Required task: Count the lines below that contain the word "metabolism", and reply with only that number.

[Entries with figure data]
# # #
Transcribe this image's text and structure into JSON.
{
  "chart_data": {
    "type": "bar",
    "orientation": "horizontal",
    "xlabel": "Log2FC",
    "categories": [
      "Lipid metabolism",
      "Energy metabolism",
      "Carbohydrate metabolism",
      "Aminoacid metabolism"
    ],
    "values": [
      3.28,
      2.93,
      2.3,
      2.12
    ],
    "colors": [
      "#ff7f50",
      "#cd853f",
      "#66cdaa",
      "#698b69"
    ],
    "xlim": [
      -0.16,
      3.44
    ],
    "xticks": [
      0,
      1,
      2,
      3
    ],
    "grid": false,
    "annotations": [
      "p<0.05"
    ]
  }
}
# # #
Answer: 4